The entire listing is to be repeated verbatim.

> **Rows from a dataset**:
───
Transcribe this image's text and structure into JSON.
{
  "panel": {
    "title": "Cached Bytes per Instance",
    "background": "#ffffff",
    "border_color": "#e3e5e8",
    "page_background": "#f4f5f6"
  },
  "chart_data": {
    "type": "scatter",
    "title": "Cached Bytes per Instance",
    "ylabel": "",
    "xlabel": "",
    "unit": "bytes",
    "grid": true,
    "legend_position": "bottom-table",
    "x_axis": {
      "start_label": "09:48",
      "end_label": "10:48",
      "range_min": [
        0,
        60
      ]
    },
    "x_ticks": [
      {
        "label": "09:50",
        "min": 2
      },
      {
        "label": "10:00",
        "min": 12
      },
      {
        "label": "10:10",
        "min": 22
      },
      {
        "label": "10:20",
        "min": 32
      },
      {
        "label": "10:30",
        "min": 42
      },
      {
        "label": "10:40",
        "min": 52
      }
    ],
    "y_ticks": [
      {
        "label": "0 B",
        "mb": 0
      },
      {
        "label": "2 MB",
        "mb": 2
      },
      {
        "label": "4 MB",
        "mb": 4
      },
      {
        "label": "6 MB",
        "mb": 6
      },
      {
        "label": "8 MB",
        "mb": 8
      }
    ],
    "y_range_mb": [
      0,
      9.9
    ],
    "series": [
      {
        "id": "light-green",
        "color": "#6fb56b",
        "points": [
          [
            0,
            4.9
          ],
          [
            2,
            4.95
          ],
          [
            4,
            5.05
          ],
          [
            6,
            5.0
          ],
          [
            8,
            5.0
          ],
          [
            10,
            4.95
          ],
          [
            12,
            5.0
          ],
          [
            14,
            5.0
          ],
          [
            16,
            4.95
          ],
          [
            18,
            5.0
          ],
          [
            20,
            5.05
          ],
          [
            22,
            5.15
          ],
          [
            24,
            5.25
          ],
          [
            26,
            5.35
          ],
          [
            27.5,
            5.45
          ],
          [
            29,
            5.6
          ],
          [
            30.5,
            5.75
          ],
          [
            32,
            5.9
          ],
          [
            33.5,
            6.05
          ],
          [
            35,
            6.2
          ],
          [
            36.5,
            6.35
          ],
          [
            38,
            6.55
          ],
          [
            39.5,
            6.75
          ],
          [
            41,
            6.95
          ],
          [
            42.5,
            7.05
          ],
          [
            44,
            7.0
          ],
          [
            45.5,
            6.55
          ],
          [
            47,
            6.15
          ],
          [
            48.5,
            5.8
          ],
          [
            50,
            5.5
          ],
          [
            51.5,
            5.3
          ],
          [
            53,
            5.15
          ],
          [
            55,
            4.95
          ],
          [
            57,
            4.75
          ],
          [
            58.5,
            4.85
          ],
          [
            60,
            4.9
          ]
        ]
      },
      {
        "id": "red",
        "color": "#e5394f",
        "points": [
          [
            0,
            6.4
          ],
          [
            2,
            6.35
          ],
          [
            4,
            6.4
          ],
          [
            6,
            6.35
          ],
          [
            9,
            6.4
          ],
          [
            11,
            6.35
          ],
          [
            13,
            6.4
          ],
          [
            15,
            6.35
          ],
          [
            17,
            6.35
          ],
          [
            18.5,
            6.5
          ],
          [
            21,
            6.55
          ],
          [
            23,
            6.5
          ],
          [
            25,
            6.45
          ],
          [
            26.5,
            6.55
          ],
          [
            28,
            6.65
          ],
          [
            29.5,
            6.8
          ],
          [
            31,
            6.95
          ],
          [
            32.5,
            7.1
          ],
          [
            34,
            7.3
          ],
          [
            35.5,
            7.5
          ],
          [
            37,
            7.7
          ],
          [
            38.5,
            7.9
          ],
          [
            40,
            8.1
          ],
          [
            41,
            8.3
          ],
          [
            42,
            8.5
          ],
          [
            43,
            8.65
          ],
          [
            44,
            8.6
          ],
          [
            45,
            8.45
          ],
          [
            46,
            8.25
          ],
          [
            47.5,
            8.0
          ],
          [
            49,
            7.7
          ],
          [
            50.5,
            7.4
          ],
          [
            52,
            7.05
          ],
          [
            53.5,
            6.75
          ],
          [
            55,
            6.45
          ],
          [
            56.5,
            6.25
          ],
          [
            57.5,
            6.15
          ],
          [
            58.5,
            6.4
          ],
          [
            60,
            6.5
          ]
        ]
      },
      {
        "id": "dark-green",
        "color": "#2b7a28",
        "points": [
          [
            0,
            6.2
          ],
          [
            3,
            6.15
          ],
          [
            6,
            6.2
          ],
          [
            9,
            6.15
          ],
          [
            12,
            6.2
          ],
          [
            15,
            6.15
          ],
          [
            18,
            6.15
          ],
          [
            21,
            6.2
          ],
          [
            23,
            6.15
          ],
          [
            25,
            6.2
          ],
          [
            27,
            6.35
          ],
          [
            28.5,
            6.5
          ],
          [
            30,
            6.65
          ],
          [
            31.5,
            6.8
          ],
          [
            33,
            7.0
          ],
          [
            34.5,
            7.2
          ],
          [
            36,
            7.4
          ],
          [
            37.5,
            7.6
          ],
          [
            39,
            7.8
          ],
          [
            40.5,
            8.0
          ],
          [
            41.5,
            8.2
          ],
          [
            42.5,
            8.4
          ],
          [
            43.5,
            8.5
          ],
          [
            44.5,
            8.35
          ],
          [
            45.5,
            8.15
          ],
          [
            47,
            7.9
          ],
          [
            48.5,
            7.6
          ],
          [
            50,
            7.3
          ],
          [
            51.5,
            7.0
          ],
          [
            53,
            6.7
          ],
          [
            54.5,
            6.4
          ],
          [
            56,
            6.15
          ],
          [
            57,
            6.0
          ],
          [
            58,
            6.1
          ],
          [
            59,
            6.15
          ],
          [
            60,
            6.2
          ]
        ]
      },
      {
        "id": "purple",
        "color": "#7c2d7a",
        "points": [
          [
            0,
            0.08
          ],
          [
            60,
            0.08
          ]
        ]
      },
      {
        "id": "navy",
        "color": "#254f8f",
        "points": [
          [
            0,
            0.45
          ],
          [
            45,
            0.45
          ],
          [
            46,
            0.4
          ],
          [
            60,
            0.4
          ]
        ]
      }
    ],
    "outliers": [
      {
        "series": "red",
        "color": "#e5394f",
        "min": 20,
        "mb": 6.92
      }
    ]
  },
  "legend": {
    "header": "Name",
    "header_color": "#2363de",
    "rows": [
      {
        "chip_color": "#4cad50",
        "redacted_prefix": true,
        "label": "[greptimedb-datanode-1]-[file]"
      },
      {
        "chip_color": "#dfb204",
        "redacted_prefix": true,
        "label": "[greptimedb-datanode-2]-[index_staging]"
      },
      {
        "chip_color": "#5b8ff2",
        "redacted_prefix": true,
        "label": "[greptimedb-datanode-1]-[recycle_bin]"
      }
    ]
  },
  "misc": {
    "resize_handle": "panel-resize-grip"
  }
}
───
> **EXPECTED ANSWER**:
Transcribe this image's text and structure into JSON.
{
  "panel": {
    "title": "Cached Bytes per Instance",
    "background": "#ffffff",
    "border_color": "#e3e5e8",
    "page_background": "#f4f5f6"
  },
  "chart_data": {
    "type": "scatter",
    "title": "Cached Bytes per Instance",
    "ylabel": "",
    "xlabel": "",
    "unit": "bytes",
    "grid": true,
    "legend_position": "bottom-table",
    "x_axis": {
      "start_label": "09:48",
      "end_label": "10:48",
      "range_min": [
        0,
        60
      ]
    },
    "x_ticks": [
      {
        "label": "09:50",
        "min": 2
      },
      {
        "label": "10:00",
        "min": 12
      },
      {
        "label": "10:10",
        "min": 22
      },
      {
        "label": "10:20",
        "min": 32
      },
      {
        "label": "10:30",
        "min": 42
      },
      {
        "label": "10:40",
        "min": 52
      }
    ],
    "y_ticks": [
      {
        "label": "0 B",
        "mb": 0
      },
      {
        "label": "2 MB",
        "mb": 2
      },
      {
        "label": "4 MB",
        "mb": 4
      },
      {
        "label": "6 MB",
        "mb": 6
      },
      {
        "label": "8 MB",
        "mb": 8
      }
    ],
    "y_range_mb": [
      0,
      9.9
    ],
    "series": [
      {
        "id": "light-green",
        "color": "#6fb56b",
        "points": [
          [
            0,
            4.9
          ],
          [
            2,
            4.95
          ],
          [
            4,
            5.05
          ],
          [
            6,
            5.0
          ],
          [
            8,
            5.0
          ],
          [
            10,
            4.95
          ],
          [
            12,
            5.0
          ],
          [
            14,
            5.0
          ],
          [
            16,
            4.95
          ],
          [
            18,
            5.0
          ],
          [
            20,
            5.05
          ],
          [
            22,
            5.15
          ],
          [
            24,
            5.25
          ],
          [
            26,
            5.35
          ],
          [
            27.5,
            5.45
          ],
          [
            29,
            5.6
          ],
          [
            30.5,
            5.75
          ],
          [
            32,
            5.9
          ],
          [
            33.5,
            6.05
          ],
          [
            35,
            6.2
          ],
          [
            36.5,
            6.35
          ],
          [
            38,
            6.55
          ],
          [
            39.5,
            6.75
          ],
          [
            41,
            6.95
          ],
          [
            42.5,
            7.05
          ],
          [
            44,
            7.0
          ],
          [
            45.5,
            6.55
          ],
          [
            47,
            6.15
          ],
          [
            48.5,
            5.8
          ],
          [
            50,
            5.5
          ],
          [
            51.5,
            5.3
          ],
          [
            53,
            5.15
          ],
          [
            55,
            4.95
          ],
          [
            57,
            4.75
          ],
          [
            58.5,
            4.85
          ],
          [
            60,
            4.9
          ]
        ]
      },
      {
        "id": "red",
        "color": "#e5394f",
        "points": [
          [
            0,
            6.4
          ],
          [
            2,
            6.35
          ],
          [
            4,
            6.4
          ],
          [
            6,
            6.35
          ],
          [
            9,
            6.4
          ],
          [
            11,
            6.35
          ],
          [
            13,
            6.4
          ],
          [
            15,
            6.35
          ],
          [
            17,
            6.35
          ],
          [
            18.5,
            6.5
          ],
          [
            21,
            6.55
          ],
          [
            23,
            6.5
          ],
          [
            25,
            6.45
          ],
          [
            26.5,
            6.55
          ],
          [
            28,
            6.65
          ],
          [
            29.5,
            6.8
          ],
          [
            31,
            6.95
          ],
          [
            32.5,
            7.1
          ],
          [
            34,
            7.3
          ],
          [
            35.5,
            7.5
          ],
          [
            37,
            7.7
          ],
          [
            38.5,
            7.9
          ],
          [
            40,
            8.1
          ],
          [
            41,
            8.3
          ],
          [
            42,
            8.5
          ],
          [
            43,
            8.65
          ],
          [
            44,
            8.6
          ],
          [
            45,
            8.45
          ],
          [
            46,
            8.25
          ],
          [
            47.5,
            8.0
          ],
          [
            49,
            7.7
          ],
          [
            50.5,
            7.4
          ],
          [
            52,
            7.05
          ],
          [
            53.5,
            6.75
          ],
          [
            55,
            6.45
          ],
          [
            56.5,
            6.25
          ],
          [
            57.5,
            6.15
          ],
          [
            58.5,
            6.4
          ],
          [
            60,
            6.5
          ]
        ]
      },
      {
        "id": "dark-green",
        "color": "#2b7a28",
        "points": [
          [
            0,
            6.2
          ],
          [
            3,
            6.15
          ],
          [
            6,
            6.2
          ],
          [
            9,
            6.15
          ],
          [
            12,
            6.2
          ],
          [
            15,
            6.15
          ],
          [
            18,
            6.15
          ],
          [
            21,
            6.2
          ],
          [
            23,
            6.15
          ],
          [
            25,
            6.2
          ],
          [
            27,
            6.35
          ],
          [
            28.5,
            6.5
          ],
          [
            30,
            6.65
          ],
          [
            31.5,
            6.8
          ],
          [
            33,
            7.0
          ],
          [
            34.5,
            7.2
          ],
          [
            36,
            7.4
          ],
          [
            37.5,
            7.6
          ],
          [
            39,
            7.8
          ],
          [
            40.5,
            8.0
          ],
          [
            41.5,
            8.2
          ],
          [
            42.5,
            8.4
          ],
          [
            43.5,
            8.5
          ],
          [
            44.5,
            8.35
          ],
          [
            45.5,
            8.15
          ],
          [
            47,
            7.9
          ],
          [
            48.5,
            7.6
          ],
          [
            50,
            7.3
          ],
          [
            51.5,
            7.0
          ],
          [
            53,
            6.7
          ],
          [
            54.5,
            6.4
          ],
          [
            56,
            6.15
          ],
          [
            57,
            6.0
          ],
          [
            58,
            6.1
          ],
          [
            59,
            6.15
          ],
          [
            60,
            6.2
          ]
        ]
      },
      {
        "id": "purple",
        "color": "#7c2d7a",
        "points": [
          [
            0,
            0.08
          ],
          [
            60,
            0.08
          ]
        ]
      },
      {
        "id": "navy",
        "color": "#254f8f",
        "points": [
          [
            0,
            0.45
          ],
          [
            45,
            0.45
          ],
          [
            46,
            0.4
          ],
          [
            60,
            0.4
          ]
        ]
      }
    ],
    "outliers": [
      {
        "series": "red",
        "color": "#e5394f",
        "min": 20,
        "mb": 6.92
      }
    ]
  },
  "legend": {
    "header": "Name",
    "header_color": "#2363de",
    "rows": [
      {
        "chip_color": "#4cad50",
        "redacted_prefix": true,
        "label": "[greptimedb-datanode-1]-[file]"
      },
      {
        "chip_color": "#dfb204",
        "redacted_prefix": true,
        "label": "[greptimedb-datanode-2]-[index_staging]"
      },
      {
        "chip_color": "#5b8ff2",
        "redacted_prefix": true,
        "label": "[greptimedb-datanode-1]-[recycle_bin]"
      }
    ]
  },
  "misc": {
    "resize_handle": "panel-resize-grip"
  }
}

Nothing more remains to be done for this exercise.